## Problem to work on:
Rewrite the rows below, replacing "considered and passed" with "debated and approved" and keeping everything else the same. Omit the pictures from your answer.

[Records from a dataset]

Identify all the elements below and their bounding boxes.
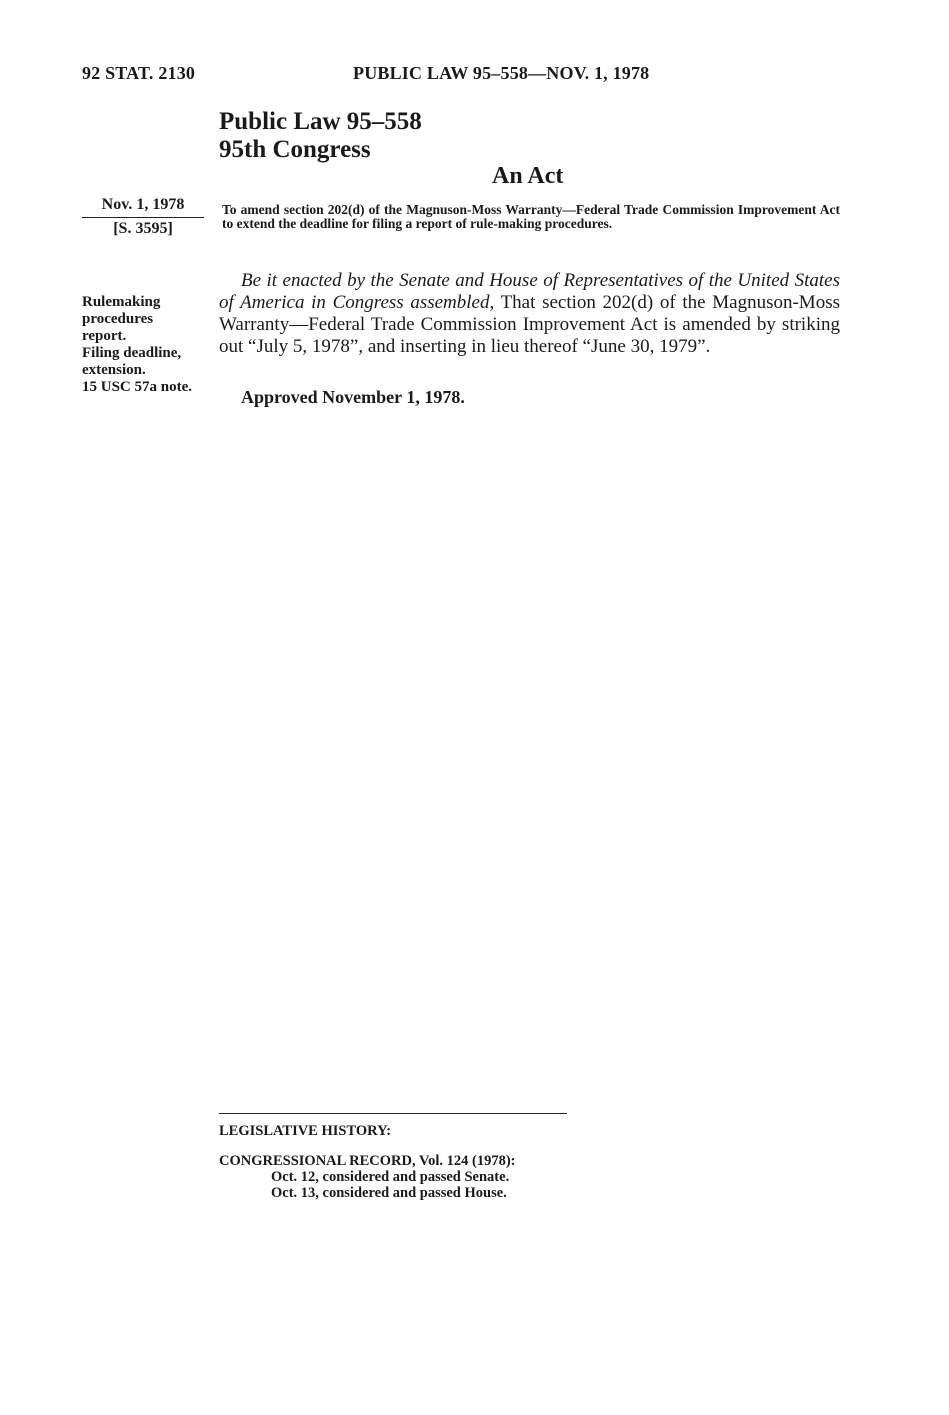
margin-note: Filing deadline,: [82, 345, 182, 361]
legislative-history: [219, 1123, 619, 1201]
date-divider: [82, 217, 204, 218]
stat-page-number: 92 STAT. 2130: [82, 63, 196, 83]
history-title: LEGISLATIVE HISTORY:: [219, 1123, 392, 1139]
margin-notes: [82, 294, 217, 396]
amendment-text: That section 202(d) of the Magnuson-Moss Warranty—Federal Trade Commission Improvement Act is amended by striking out “July 5, 1978”, and inserting in lieu thereof “June 30, 1979”.: [219, 292, 840, 357]
enacting-clause: Be it enacted by the Senate and House of Representatives of the United States of America in Congress assembled,: [219, 270, 840, 313]
act-heading: An Act: [492, 163, 564, 189]
enactment-date: Nov. 1, 1978: [101, 196, 185, 213]
margin-note: report.: [82, 328, 127, 344]
margin-note: 15 USC 57a note.: [82, 379, 193, 395]
law-number: Public Law 95–558: [219, 108, 422, 135]
margin-date-block: [82, 195, 204, 239]
history-entry: Oct. 13, considered and passed House.: [271, 1185, 507, 1201]
act-purpose: To amend section 202(d) of the Magnuson-Moss Warranty—Federal Trade Commission Improvement Act to extend the deadline for filing a report of rule-making procedures.: [222, 202, 840, 231]
congressional-record: CONGRESSIONAL RECORD, Vol. 124 (1978):: [219, 1153, 516, 1169]
running-title: PUBLIC LAW 95–558—NOV. 1, 1978: [353, 63, 650, 83]
approval-line: Approved November 1, 1978.: [241, 387, 465, 407]
margin-note: procedures: [82, 311, 154, 327]
margin-note: Rulemaking: [82, 294, 161, 310]
margin-note: extension.: [82, 362, 146, 378]
bill-number: [S. 3595]: [113, 220, 173, 237]
enacting-paragraph: [219, 270, 840, 358]
congress-label: 95th Congress: [219, 136, 371, 163]
history-divider: [219, 1113, 567, 1114]
history-entry: Oct. 12, considered and passed Senate.: [271, 1169, 510, 1185]
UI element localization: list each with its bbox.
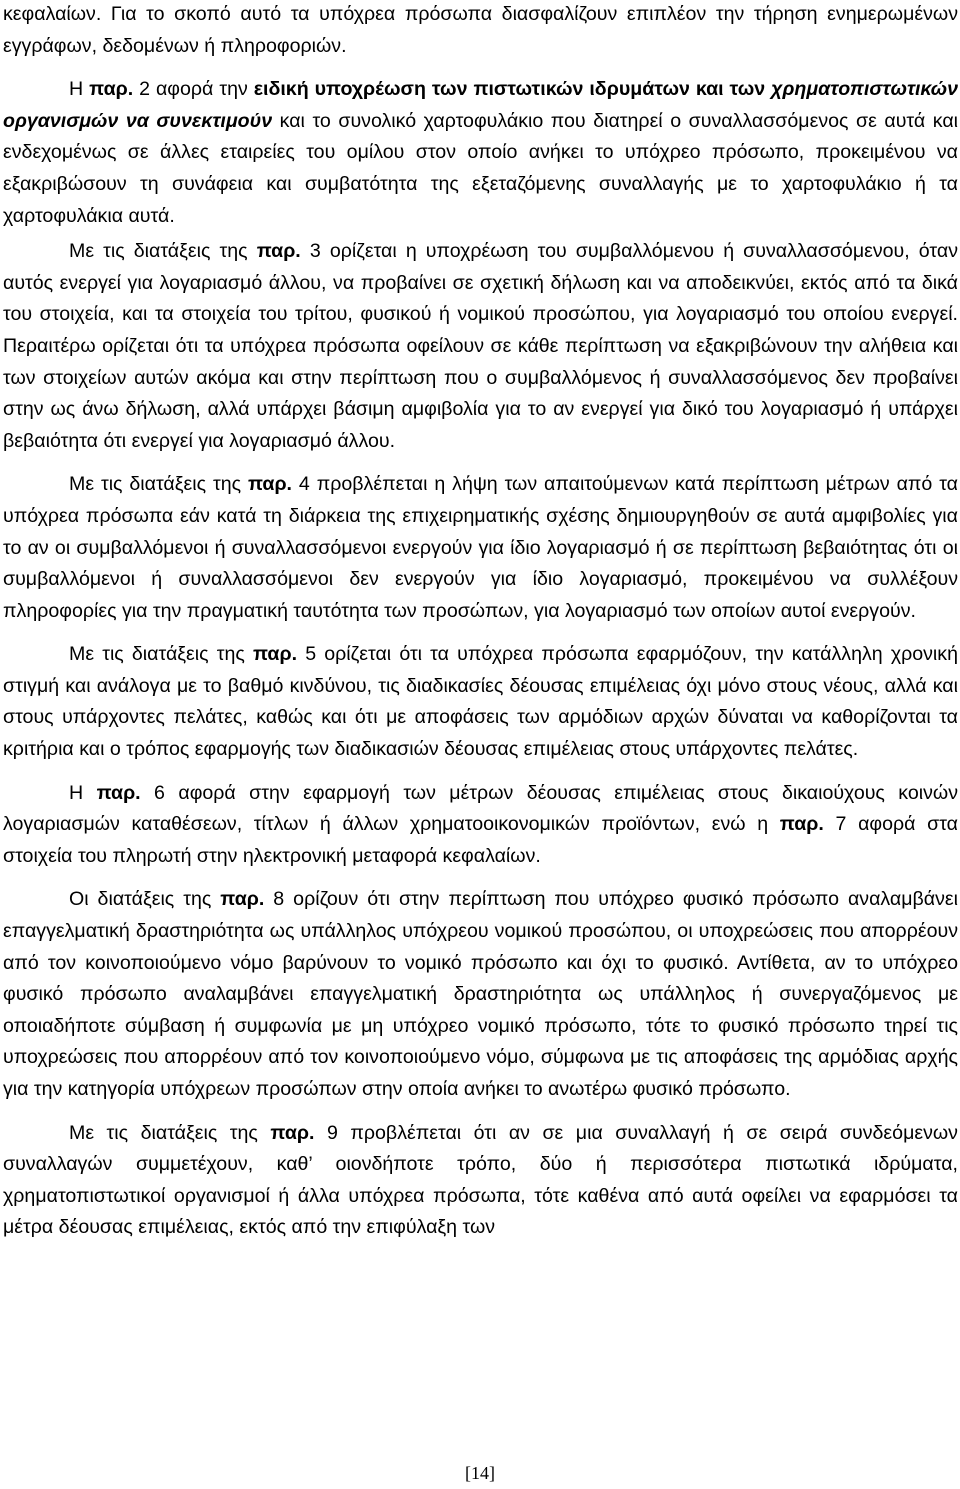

## Task answer:
Identify all the elements below and their bounding boxes.
margin-note: Filing deadline,: [82, 345, 182, 361]
legislative-history: [219, 1123, 619, 1201]
date-divider: [82, 217, 204, 218]
stat-page-number: 92 STAT. 2130: [82, 63, 196, 83]
history-title: LEGISLATIVE HISTORY:: [219, 1123, 392, 1139]
margin-notes: [82, 294, 217, 396]
amendment-text: That section 202(d) of the Magnuson-Moss Warranty—Federal Trade Commission Improvement Act is amended by striking out “July 5, 1978”, and inserting in lieu thereof “June 30, 1979”.: [219, 292, 840, 357]
enacting-clause: Be it enacted by the Senate and House of Representatives of the United States of America in Congress assembled,: [219, 270, 840, 313]
act-heading: An Act: [492, 163, 564, 189]
enactment-date: Nov. 1, 1978: [101, 196, 185, 213]
margin-note: report.: [82, 328, 127, 344]
margin-note: 15 USC 57a note.: [82, 379, 193, 395]
law-number: Public Law 95–558: [219, 108, 422, 135]
margin-date-block: [82, 195, 204, 239]
history-entry: Oct. 13, debated and approved House.: [271, 1185, 507, 1201]
act-purpose: To amend section 202(d) of the Magnuson-Moss Warranty—Federal Trade Commission Improvement Act to extend the deadline for filing a report of rule-making procedures.: [222, 202, 840, 231]
congressional-record: CONGRESSIONAL RECORD, Vol. 124 (1978):: [219, 1153, 516, 1169]
running-title: PUBLIC LAW 95–558—NOV. 1, 1978: [353, 63, 650, 83]
approval-line: Approved November 1, 1978.: [241, 387, 465, 407]
margin-note: procedures: [82, 311, 154, 327]
margin-note: Rulemaking: [82, 294, 161, 310]
margin-note: extension.: [82, 362, 146, 378]
bill-number: [S. 3595]: [113, 220, 173, 237]
enacting-paragraph: [219, 270, 840, 358]
congress-label: 95th Congress: [219, 136, 371, 163]
history-divider: [219, 1113, 567, 1114]
history-entry: Oct. 12, debated and approved Senate.: [271, 1169, 510, 1185]
UI element localization: list each with its bbox.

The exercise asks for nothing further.